→ Exercise prompt
Each line containing the word "開発完了" needs to be copied.

┏━━

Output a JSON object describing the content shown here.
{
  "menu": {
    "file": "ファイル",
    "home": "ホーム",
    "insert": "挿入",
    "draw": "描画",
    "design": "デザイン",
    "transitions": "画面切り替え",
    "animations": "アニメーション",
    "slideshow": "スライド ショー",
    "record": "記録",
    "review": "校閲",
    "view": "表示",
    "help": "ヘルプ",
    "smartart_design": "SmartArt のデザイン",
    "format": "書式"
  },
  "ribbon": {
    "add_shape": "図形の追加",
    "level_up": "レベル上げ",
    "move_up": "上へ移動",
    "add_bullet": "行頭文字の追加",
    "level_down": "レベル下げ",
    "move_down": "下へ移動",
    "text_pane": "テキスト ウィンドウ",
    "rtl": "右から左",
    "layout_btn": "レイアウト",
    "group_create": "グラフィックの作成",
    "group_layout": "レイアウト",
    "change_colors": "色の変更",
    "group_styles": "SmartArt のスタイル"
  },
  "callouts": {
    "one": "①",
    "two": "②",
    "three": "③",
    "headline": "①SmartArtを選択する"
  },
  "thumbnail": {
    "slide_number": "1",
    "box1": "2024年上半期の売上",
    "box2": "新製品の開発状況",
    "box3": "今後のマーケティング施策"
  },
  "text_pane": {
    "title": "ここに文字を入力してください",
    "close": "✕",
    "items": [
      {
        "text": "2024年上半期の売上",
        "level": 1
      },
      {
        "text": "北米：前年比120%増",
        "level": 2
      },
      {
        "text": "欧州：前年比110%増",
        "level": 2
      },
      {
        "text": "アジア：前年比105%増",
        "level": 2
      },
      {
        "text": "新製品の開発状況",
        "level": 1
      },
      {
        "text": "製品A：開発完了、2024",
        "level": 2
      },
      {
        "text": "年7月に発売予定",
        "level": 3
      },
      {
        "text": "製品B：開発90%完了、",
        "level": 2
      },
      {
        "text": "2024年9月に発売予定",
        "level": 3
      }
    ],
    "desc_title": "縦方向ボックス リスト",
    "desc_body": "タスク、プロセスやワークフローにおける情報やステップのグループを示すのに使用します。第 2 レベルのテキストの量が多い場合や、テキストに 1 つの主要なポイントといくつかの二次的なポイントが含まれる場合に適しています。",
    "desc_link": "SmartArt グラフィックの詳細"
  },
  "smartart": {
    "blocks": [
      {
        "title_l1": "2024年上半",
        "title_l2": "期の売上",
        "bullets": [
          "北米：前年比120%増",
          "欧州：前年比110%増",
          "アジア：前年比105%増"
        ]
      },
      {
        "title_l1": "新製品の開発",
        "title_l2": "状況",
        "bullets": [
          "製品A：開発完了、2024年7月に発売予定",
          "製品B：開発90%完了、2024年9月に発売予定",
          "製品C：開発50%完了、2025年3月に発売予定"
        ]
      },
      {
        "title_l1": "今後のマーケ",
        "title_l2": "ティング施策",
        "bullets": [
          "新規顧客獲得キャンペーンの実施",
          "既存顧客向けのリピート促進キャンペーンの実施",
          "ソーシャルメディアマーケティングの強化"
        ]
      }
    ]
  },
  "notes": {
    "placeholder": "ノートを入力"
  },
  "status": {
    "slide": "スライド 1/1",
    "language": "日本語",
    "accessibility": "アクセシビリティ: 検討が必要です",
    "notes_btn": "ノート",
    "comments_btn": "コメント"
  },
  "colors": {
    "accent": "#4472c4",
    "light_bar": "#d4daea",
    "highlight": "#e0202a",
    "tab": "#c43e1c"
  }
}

┗━━

→ The result
        "text": "製品A：開発完了、2024",
          "製品A：開発完了、2024年7月に発売予定",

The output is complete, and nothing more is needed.